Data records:
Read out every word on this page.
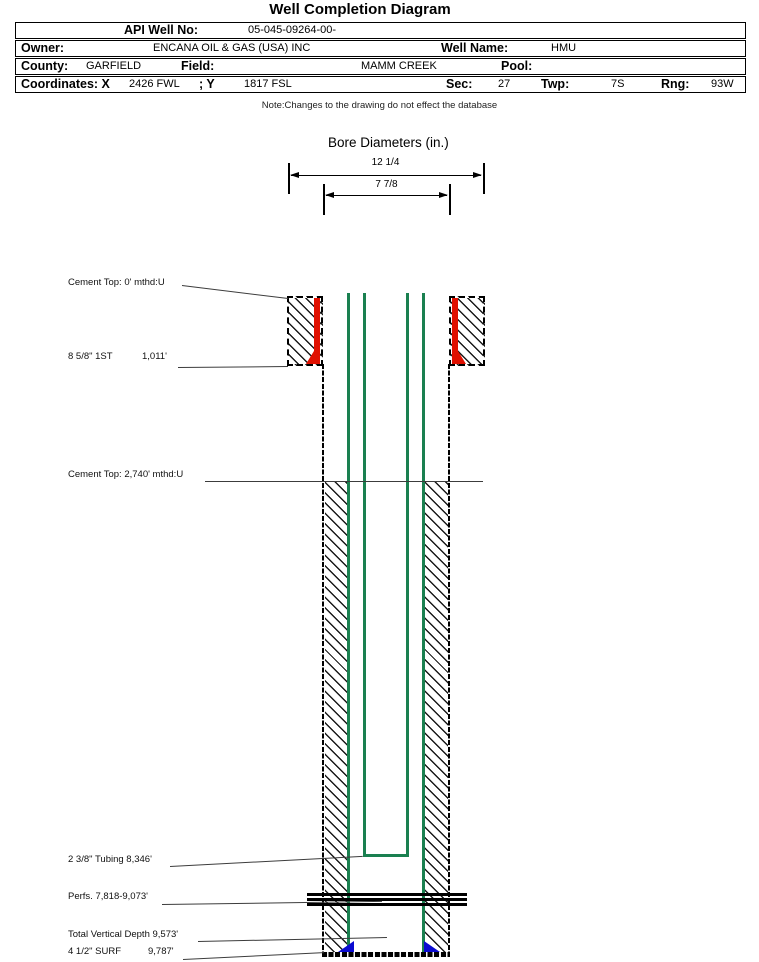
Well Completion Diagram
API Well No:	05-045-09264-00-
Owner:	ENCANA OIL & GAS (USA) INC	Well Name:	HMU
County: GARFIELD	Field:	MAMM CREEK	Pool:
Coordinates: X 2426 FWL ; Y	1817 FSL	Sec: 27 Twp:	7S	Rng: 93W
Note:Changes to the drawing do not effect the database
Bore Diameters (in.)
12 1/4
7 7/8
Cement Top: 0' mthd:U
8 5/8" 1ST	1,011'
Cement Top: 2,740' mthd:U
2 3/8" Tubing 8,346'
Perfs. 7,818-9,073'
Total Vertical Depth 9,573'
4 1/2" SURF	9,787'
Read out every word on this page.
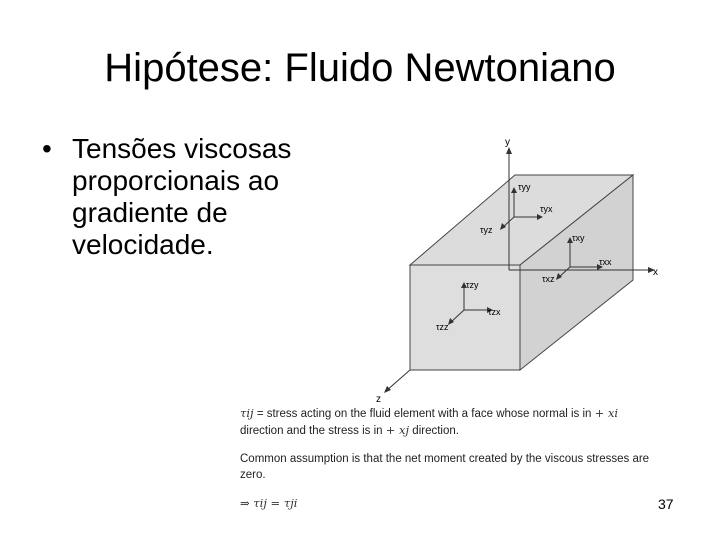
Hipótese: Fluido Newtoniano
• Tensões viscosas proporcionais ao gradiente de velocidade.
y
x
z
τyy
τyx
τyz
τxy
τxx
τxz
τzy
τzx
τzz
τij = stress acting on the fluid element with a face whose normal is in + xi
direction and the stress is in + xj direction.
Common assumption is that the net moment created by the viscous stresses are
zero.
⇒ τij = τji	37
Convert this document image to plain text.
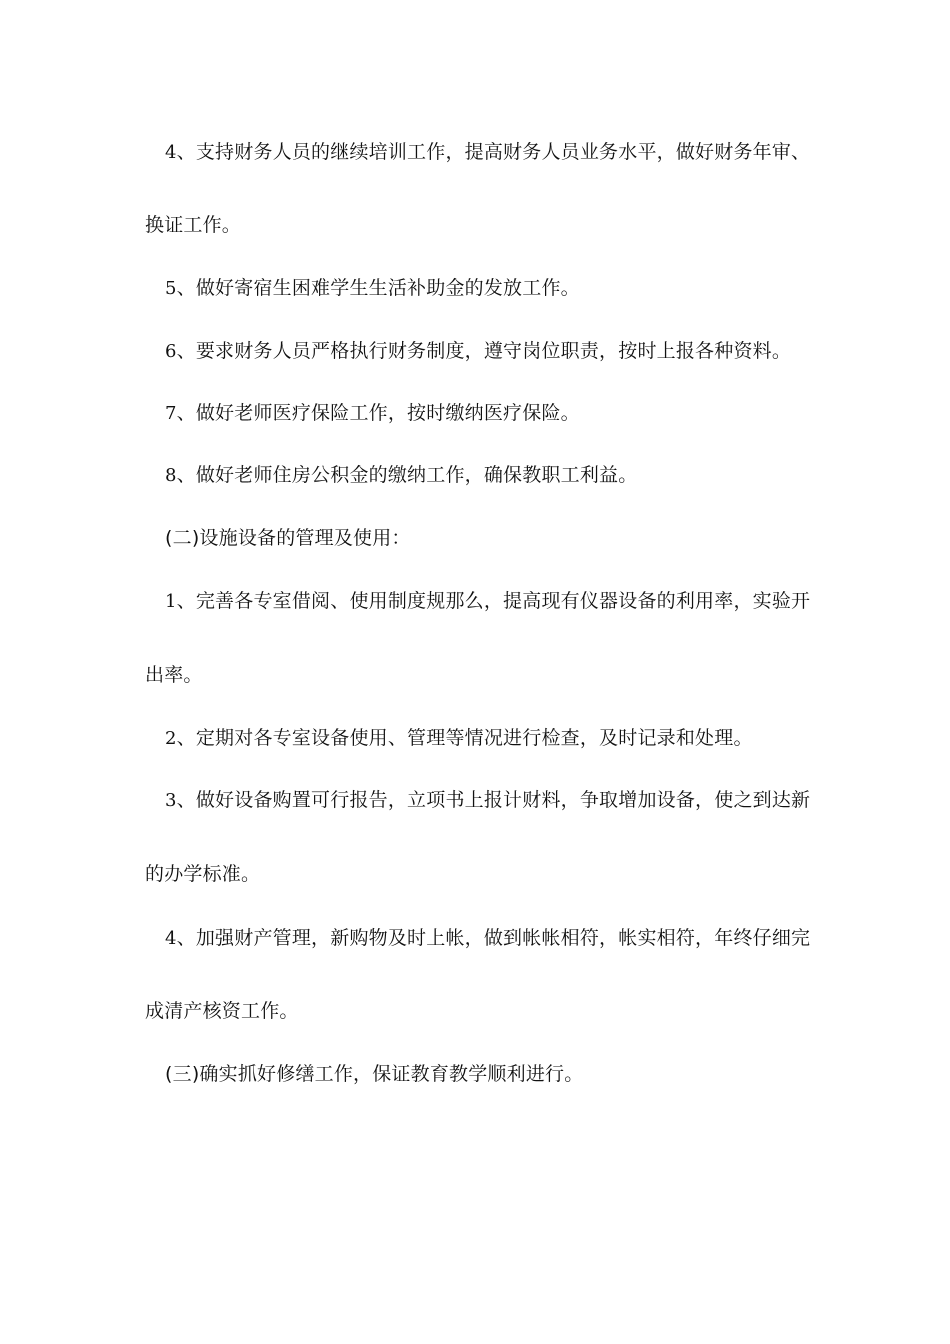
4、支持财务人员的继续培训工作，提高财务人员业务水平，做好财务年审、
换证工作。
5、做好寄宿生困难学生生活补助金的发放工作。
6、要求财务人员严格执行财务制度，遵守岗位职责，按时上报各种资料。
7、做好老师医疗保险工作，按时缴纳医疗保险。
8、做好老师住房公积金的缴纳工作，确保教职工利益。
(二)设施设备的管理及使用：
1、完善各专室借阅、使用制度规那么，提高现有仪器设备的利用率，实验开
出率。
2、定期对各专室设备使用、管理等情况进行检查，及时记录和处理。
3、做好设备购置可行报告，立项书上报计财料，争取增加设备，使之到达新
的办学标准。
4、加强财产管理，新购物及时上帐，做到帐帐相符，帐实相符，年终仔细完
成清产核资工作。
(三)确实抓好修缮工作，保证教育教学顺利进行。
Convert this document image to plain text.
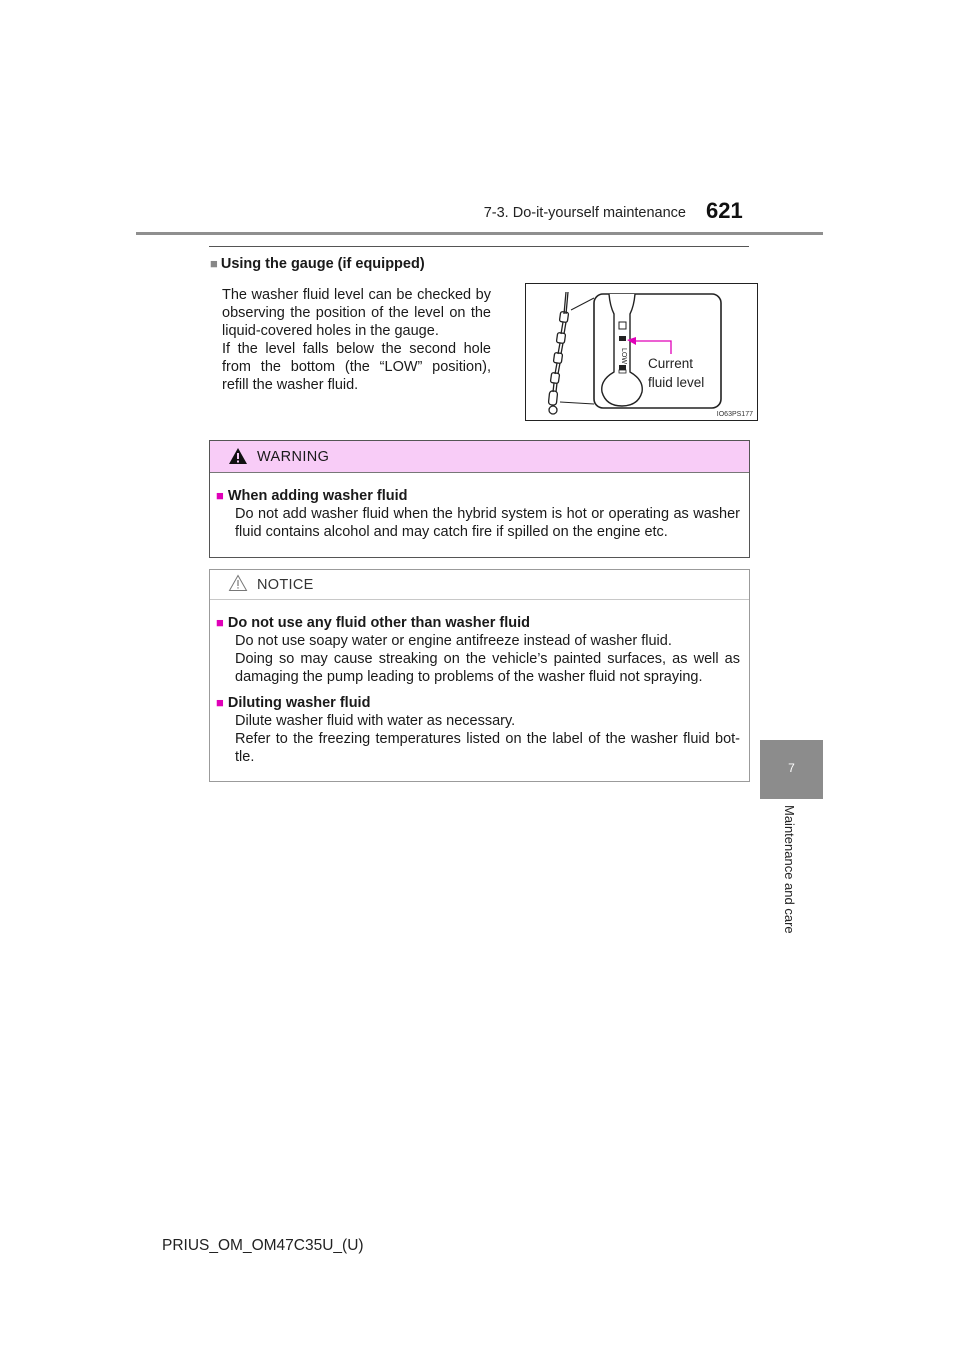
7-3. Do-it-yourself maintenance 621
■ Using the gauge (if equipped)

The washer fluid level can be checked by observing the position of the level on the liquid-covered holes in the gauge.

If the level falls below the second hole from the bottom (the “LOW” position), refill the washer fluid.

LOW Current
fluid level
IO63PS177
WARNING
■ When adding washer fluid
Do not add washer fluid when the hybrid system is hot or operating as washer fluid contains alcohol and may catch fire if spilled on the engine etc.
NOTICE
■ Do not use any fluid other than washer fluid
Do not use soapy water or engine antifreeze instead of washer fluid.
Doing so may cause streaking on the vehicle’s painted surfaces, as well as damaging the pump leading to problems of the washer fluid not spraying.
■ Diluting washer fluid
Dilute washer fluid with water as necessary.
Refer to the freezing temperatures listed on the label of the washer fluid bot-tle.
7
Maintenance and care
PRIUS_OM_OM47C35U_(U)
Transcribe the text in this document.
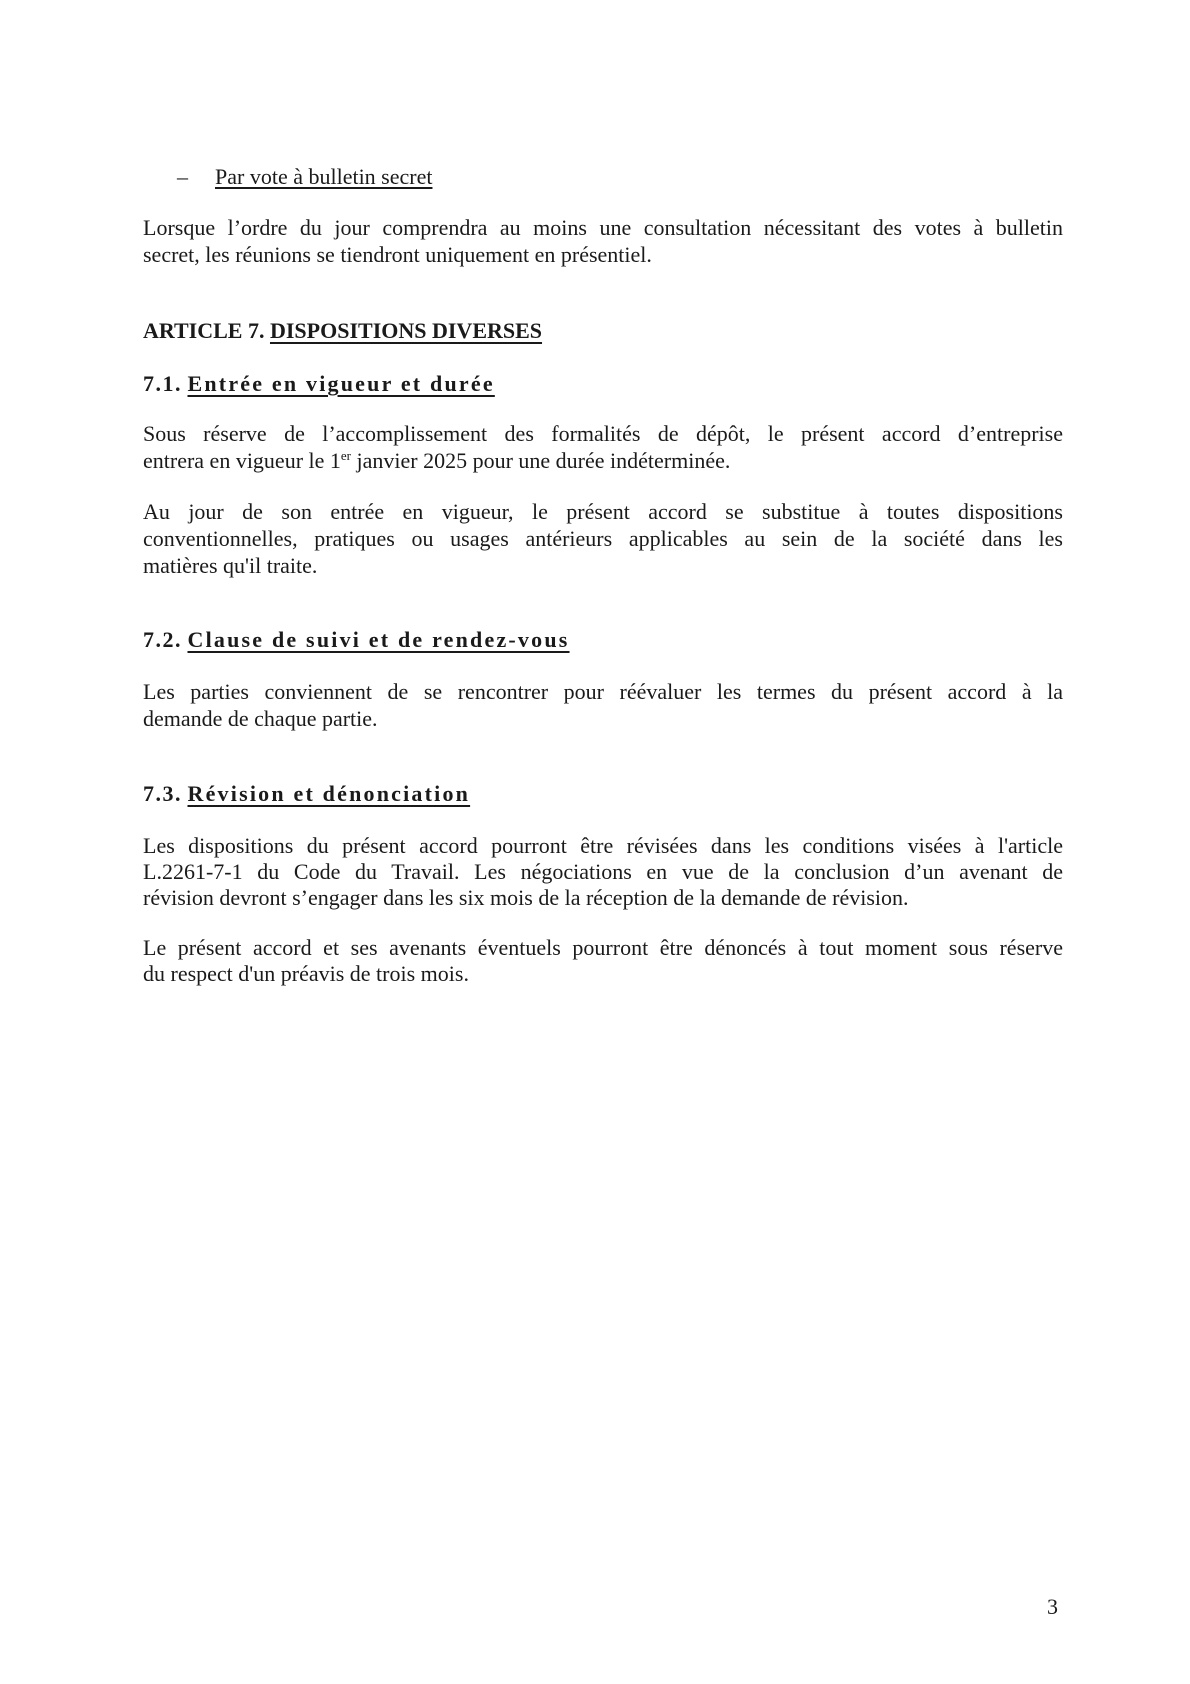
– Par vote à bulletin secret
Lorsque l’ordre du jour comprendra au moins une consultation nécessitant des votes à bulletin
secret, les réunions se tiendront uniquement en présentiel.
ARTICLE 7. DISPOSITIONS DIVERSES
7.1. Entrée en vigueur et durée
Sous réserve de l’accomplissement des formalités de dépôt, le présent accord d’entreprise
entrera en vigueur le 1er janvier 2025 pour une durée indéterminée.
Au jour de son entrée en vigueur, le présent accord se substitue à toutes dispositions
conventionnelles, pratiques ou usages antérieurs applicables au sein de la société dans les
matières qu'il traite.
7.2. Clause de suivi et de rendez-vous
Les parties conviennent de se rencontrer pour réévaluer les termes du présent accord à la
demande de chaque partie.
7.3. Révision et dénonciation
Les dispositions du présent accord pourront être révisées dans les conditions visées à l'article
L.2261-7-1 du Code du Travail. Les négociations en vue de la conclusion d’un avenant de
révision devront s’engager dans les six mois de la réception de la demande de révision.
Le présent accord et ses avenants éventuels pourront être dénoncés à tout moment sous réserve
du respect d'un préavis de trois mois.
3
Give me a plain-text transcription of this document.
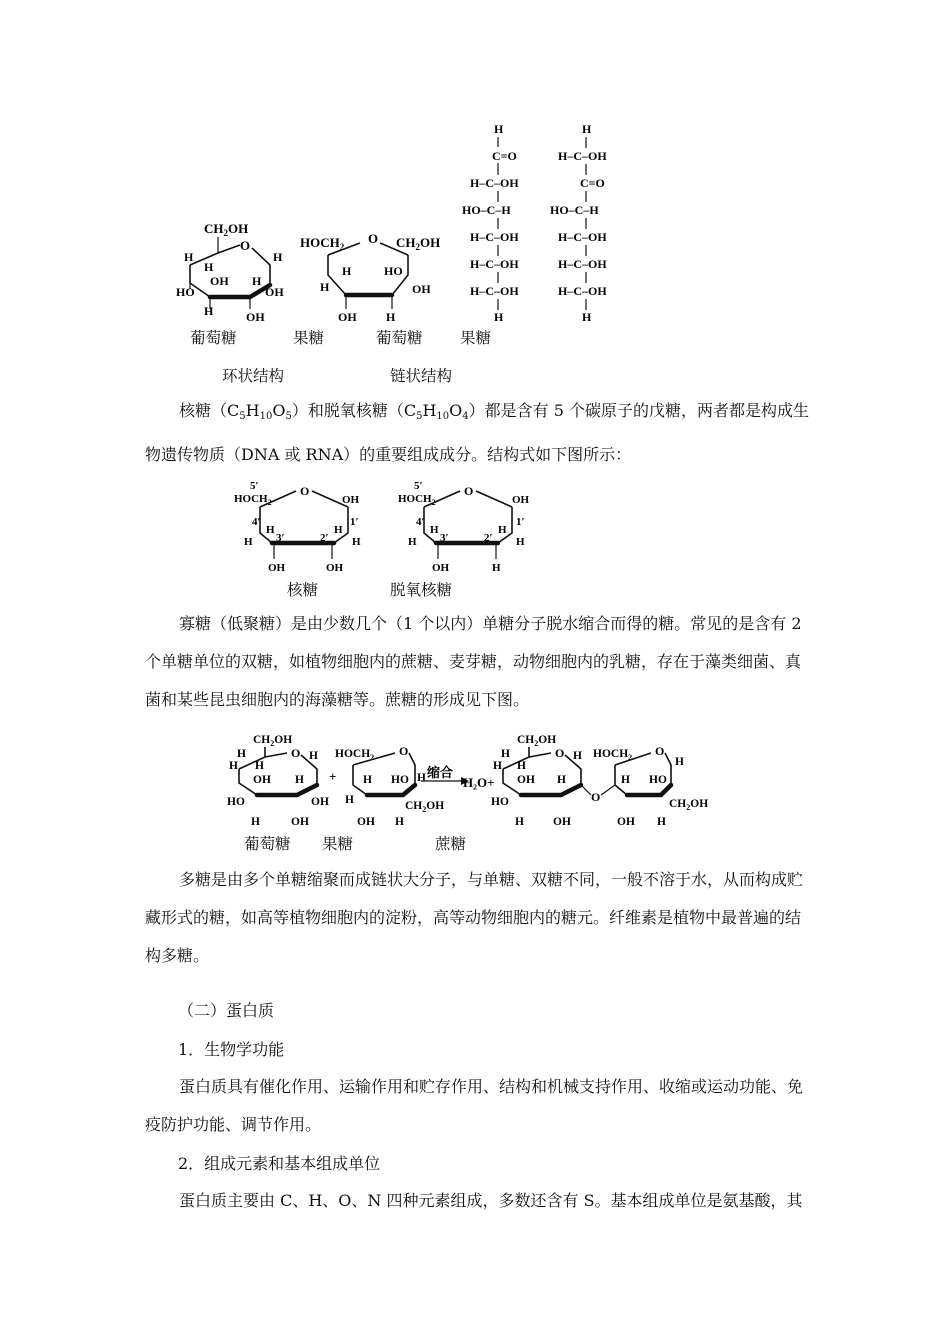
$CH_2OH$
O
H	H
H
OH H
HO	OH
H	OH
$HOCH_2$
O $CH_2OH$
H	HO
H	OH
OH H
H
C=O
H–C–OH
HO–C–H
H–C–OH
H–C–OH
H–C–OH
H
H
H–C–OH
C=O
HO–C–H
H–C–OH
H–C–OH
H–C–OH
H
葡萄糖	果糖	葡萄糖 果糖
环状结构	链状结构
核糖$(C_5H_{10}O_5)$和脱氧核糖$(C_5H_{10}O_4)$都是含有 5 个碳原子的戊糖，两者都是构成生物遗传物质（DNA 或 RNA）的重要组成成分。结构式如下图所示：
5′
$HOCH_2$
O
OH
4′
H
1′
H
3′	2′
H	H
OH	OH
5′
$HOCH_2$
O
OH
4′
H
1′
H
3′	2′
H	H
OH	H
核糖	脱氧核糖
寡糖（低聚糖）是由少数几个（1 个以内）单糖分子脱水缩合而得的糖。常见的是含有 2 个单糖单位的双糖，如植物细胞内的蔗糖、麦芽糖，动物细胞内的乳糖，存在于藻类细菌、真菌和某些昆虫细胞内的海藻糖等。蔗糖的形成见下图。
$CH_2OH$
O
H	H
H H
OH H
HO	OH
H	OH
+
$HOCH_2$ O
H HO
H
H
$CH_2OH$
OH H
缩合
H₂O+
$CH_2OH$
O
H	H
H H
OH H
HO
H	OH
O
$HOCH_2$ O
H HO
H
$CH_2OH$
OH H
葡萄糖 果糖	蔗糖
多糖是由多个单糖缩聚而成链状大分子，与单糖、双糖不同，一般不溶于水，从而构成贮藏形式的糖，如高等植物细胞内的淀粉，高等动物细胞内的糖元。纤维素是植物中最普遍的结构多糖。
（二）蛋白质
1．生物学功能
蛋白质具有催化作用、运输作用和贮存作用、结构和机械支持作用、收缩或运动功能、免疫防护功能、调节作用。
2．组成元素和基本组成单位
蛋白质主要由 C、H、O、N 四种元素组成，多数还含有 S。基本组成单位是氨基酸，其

- _WHAT NEEDS TO BE DONE_: Extract each line holding the word "text" from the records.

- _TASK OUTPUT_:
Convert this document image to plain text.
Convert this document image to plain text.
Transcribe the text in this document.
Give me a plain-text transcription of this document.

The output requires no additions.